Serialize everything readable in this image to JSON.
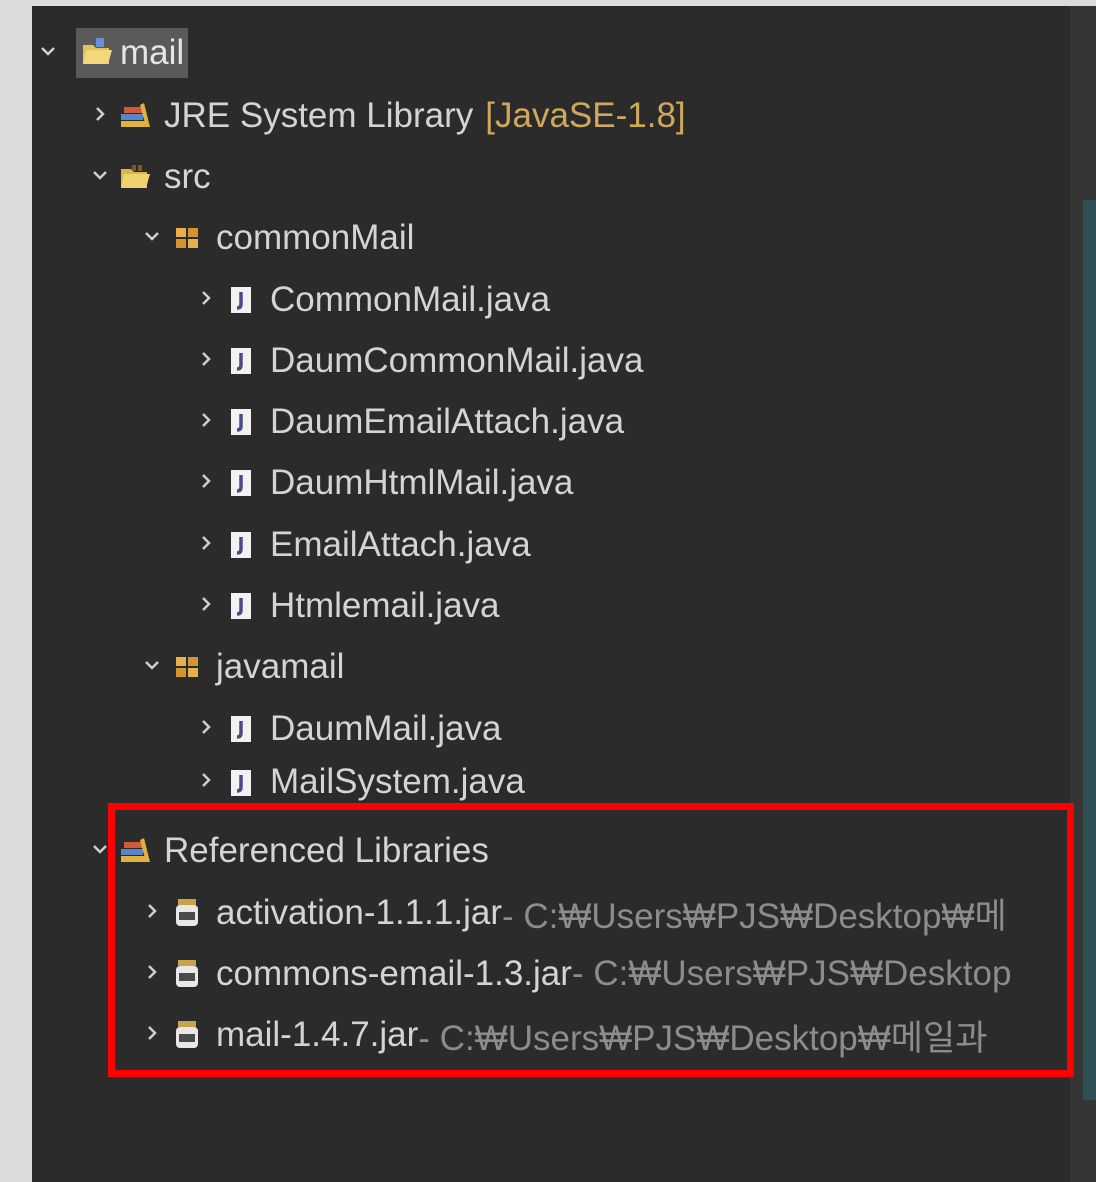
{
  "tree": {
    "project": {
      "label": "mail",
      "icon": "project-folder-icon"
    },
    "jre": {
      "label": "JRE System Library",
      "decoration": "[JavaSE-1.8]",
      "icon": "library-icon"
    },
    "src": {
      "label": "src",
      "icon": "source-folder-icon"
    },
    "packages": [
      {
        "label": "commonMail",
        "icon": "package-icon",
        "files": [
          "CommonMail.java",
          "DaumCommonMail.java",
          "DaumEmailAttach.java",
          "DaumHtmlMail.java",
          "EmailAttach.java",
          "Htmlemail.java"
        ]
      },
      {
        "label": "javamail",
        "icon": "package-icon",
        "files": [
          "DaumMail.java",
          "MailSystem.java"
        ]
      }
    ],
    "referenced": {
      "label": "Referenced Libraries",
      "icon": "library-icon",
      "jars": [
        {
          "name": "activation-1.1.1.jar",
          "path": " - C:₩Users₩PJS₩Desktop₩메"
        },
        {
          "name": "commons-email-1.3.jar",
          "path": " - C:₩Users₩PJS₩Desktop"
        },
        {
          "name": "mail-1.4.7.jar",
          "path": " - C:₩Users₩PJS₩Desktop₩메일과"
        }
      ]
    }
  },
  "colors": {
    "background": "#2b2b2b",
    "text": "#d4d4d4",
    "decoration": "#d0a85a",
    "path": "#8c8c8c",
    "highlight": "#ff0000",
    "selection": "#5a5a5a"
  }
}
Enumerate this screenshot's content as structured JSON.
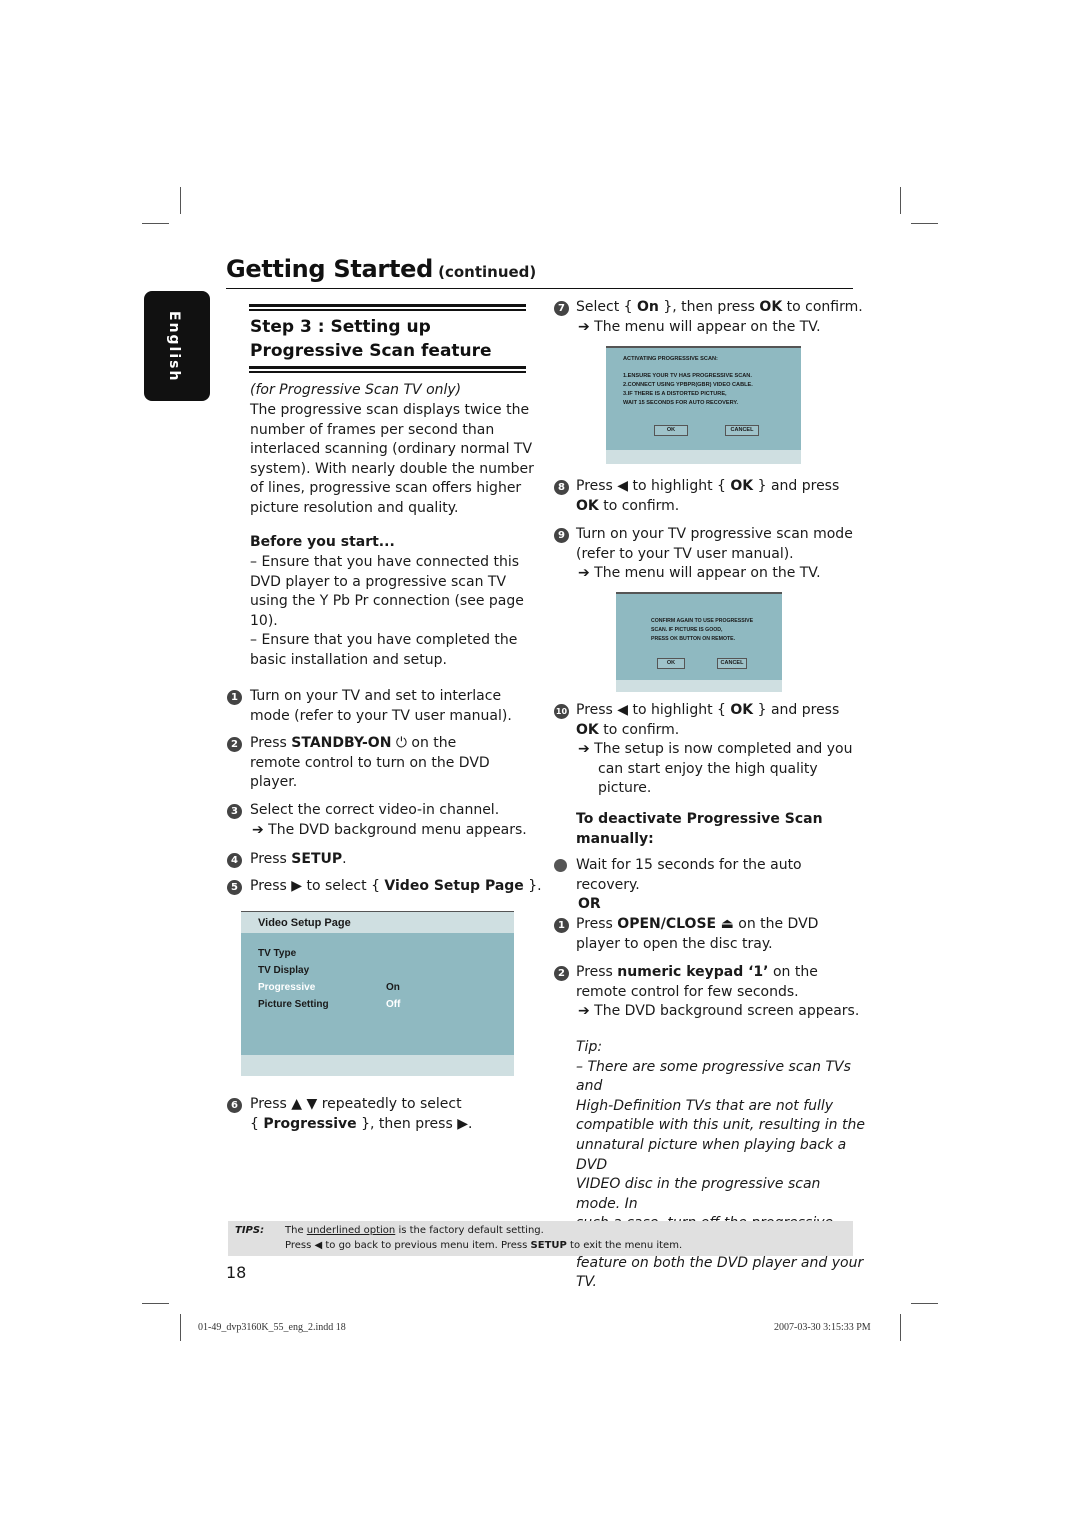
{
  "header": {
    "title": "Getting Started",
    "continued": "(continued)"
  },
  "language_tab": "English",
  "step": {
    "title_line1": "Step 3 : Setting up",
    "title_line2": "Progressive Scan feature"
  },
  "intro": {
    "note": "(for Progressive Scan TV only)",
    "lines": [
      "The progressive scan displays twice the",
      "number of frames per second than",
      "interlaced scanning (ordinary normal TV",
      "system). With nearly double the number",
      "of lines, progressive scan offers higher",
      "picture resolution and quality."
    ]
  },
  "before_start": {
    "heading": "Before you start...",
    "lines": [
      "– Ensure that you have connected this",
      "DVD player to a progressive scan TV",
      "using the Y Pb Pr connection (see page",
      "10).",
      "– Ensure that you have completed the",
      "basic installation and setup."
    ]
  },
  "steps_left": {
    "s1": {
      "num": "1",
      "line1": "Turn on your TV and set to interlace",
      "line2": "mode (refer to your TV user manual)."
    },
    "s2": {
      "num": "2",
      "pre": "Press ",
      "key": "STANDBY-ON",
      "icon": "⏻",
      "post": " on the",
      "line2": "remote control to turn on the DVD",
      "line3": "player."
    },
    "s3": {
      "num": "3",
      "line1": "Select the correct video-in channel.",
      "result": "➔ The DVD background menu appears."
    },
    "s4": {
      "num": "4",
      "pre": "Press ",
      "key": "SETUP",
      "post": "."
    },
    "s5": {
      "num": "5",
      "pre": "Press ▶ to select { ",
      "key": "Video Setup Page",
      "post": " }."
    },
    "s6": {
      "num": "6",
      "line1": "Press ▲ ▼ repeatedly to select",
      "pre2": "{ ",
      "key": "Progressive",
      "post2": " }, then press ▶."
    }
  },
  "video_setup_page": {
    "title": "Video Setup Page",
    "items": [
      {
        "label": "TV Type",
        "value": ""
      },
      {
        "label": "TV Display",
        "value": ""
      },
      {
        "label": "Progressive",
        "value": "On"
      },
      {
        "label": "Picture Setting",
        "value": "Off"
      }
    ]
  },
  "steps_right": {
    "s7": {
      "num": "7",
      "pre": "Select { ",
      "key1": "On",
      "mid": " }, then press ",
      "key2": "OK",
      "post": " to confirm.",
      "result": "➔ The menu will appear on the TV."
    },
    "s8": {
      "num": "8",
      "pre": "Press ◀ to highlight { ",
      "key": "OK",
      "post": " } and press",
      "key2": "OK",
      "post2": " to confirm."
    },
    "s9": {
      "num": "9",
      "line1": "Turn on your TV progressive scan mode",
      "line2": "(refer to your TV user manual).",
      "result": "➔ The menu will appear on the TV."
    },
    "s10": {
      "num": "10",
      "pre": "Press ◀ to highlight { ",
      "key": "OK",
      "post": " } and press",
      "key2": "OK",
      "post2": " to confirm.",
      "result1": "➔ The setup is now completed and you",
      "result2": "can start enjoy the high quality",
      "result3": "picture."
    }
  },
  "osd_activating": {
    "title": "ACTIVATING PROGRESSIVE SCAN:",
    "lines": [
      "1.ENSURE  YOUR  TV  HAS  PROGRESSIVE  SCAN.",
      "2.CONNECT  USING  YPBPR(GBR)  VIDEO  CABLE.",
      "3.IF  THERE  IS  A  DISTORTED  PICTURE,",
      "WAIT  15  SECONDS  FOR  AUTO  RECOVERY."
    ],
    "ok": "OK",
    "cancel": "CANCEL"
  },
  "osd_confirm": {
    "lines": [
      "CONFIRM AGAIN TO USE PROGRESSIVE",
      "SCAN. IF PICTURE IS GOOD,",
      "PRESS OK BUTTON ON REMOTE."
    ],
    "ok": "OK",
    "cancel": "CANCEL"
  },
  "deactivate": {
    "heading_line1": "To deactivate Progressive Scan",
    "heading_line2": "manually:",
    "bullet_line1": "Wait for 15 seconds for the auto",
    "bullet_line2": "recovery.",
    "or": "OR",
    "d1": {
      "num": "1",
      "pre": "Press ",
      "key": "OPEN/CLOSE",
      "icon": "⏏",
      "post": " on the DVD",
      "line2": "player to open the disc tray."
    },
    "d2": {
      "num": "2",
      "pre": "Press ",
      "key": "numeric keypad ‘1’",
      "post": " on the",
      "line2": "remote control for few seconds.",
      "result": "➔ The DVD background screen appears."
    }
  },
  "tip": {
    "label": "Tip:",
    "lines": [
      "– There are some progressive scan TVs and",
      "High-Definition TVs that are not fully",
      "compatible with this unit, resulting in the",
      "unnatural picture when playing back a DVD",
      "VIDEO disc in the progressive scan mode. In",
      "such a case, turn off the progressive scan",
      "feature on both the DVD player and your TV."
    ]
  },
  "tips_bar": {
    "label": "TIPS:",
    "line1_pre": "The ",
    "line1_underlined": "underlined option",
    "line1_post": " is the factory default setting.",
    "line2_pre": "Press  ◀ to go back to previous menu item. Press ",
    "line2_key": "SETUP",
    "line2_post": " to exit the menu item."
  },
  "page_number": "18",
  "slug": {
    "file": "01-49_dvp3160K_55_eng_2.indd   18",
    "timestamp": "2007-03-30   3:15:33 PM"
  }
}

Job: How many lines of the data hold the string "mode"? Reply with the number alone.

Answer to the exercise: 3